**Problem details**
Write out every line of the data below, reproducing each one without any change.

(Collected data)
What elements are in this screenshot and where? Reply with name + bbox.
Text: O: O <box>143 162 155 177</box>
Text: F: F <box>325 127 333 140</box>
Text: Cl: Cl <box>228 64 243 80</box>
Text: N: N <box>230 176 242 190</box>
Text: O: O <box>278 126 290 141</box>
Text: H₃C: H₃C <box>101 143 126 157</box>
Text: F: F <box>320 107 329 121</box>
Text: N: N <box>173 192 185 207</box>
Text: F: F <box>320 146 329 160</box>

**The reply**
What elements are in this screenshot and where? Reply with name + bbox.
Text: O: O <box>143 162 155 177</box>
Text: F: F <box>325 127 333 140</box>
Text: Cl: Cl <box>228 64 243 80</box>
Text: N: N <box>230 176 242 190</box>
Text: O: O <box>278 126 290 141</box>
Text: H₃C: H₃C <box>101 143 126 157</box>
Text: F: F <box>320 107 329 121</box>
Text: N: N <box>173 192 185 207</box>
Text: F: F <box>320 146 329 160</box>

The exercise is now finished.